**YOUR TASK:**
Set down, unchanged, every line from the start of the records through the line containing "entry-item-value: ٤٠ <box>1251", with both ends included.

Stored records
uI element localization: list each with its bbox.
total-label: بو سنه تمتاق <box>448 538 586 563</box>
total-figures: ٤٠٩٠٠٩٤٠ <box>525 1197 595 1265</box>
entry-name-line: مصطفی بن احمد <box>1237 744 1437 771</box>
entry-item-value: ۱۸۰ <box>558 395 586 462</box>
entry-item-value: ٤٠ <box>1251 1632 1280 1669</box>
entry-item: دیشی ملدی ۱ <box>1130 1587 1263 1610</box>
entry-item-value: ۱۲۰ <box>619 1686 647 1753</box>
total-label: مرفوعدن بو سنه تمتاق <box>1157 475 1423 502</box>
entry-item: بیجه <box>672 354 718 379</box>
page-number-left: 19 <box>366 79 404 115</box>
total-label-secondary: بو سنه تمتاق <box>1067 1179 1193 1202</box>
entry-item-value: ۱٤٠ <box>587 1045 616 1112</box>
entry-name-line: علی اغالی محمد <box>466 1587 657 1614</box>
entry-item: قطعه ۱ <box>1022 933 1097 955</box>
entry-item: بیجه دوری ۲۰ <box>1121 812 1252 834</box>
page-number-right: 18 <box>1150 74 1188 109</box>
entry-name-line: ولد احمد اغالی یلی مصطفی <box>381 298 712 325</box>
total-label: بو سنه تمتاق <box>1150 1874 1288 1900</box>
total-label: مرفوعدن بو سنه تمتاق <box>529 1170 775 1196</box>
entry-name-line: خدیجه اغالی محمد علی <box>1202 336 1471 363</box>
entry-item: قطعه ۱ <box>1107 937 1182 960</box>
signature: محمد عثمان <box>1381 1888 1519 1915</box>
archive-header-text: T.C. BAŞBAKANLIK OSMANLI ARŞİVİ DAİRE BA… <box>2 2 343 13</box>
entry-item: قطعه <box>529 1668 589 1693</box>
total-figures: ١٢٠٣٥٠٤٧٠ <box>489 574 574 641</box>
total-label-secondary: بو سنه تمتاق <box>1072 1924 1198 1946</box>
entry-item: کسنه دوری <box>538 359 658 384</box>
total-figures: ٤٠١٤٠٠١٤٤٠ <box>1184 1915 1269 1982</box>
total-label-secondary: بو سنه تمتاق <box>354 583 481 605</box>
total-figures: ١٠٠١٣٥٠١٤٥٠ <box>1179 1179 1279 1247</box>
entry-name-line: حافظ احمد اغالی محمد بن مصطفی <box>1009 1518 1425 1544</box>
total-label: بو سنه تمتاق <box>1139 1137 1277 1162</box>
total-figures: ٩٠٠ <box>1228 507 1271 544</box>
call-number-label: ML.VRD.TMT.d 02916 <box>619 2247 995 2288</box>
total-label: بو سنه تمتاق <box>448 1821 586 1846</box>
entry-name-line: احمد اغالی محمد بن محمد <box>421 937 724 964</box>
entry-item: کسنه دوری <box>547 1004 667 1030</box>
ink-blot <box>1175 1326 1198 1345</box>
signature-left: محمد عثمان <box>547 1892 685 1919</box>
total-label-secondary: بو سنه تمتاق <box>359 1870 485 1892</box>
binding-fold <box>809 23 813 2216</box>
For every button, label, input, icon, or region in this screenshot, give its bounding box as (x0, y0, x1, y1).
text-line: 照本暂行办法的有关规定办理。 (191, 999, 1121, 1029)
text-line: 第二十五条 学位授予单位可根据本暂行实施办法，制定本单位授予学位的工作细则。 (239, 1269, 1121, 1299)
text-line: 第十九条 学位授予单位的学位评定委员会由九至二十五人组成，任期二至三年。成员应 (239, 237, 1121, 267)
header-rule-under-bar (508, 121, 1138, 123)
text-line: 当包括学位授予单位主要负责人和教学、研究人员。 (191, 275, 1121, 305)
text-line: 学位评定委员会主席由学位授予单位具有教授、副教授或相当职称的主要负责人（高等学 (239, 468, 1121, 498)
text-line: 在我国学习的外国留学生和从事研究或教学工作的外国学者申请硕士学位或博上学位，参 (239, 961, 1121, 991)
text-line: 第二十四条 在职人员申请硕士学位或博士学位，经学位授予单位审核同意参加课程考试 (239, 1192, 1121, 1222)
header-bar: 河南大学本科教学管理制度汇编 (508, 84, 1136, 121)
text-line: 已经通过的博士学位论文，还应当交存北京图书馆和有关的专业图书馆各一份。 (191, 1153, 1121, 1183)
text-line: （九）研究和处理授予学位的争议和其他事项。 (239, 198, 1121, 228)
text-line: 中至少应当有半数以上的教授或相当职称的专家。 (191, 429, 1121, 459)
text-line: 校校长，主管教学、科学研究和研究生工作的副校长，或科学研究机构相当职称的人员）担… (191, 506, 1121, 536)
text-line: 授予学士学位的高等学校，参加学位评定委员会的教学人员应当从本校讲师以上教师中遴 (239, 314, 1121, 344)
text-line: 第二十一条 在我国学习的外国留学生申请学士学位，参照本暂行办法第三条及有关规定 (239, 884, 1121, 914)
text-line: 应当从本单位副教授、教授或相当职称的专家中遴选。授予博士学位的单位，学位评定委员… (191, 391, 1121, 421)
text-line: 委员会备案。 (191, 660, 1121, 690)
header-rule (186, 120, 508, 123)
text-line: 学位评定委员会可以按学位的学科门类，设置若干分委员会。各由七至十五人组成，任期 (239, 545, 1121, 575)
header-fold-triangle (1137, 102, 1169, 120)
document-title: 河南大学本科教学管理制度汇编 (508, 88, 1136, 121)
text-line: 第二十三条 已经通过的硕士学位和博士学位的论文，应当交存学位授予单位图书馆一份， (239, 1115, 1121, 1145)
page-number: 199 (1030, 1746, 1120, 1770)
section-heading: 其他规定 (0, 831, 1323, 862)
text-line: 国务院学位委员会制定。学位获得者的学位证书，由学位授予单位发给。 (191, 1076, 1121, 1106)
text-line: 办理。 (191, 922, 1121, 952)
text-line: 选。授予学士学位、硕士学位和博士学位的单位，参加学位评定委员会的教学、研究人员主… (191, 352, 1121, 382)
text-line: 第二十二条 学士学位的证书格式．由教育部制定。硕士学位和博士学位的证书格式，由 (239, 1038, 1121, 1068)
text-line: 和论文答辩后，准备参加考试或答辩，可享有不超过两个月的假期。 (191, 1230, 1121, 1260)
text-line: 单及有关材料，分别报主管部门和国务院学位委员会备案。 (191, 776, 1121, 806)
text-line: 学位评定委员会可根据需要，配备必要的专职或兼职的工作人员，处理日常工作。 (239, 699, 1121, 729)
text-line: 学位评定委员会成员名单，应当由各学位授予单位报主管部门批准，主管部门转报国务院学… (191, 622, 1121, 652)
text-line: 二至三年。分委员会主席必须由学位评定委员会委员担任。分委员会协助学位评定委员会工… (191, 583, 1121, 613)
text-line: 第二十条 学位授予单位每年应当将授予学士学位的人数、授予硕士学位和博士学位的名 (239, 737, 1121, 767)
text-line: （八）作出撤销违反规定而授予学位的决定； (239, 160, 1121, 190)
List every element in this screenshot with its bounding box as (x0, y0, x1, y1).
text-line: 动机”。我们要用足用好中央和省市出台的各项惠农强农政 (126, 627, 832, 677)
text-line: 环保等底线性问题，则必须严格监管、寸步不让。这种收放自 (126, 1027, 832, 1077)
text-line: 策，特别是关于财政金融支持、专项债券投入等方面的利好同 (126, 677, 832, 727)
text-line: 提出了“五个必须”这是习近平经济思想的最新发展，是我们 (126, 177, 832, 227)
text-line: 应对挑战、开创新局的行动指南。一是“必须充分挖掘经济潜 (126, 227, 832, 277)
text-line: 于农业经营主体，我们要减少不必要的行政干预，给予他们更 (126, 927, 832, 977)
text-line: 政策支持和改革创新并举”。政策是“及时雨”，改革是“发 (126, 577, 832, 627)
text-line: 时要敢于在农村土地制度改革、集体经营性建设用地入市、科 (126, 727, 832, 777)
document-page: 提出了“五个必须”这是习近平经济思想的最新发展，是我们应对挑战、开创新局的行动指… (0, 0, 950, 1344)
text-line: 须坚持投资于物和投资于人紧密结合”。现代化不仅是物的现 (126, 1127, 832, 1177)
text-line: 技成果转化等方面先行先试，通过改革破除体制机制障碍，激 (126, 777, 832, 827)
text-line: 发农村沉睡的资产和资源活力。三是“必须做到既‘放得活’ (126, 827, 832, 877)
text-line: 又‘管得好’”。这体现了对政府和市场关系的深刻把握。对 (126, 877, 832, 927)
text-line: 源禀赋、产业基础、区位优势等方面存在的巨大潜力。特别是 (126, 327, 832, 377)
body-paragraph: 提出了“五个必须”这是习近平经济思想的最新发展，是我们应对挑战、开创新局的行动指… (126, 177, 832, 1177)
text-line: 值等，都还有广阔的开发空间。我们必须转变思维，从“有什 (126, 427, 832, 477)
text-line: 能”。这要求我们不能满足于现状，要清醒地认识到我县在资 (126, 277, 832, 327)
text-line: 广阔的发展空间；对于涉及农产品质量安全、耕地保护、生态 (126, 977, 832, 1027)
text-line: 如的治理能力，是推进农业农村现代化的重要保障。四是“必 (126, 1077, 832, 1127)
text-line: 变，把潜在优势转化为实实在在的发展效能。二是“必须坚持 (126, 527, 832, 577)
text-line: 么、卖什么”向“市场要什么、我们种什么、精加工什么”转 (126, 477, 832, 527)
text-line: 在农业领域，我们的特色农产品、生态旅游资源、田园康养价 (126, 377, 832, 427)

**FINISHED ANSWER:**
uI element localization: list each with its bbox.
total-label: بو سنه تمتاق <box>448 538 586 563</box>
total-figures: ٤٠٩٠٠٩٤٠ <box>525 1197 595 1265</box>
entry-name-line: مصطفی بن احمد <box>1237 744 1437 771</box>
entry-item-value: ۱۸۰ <box>558 395 586 462</box>
entry-item-value: ٤٠ <box>1251 1632 1280 1669</box>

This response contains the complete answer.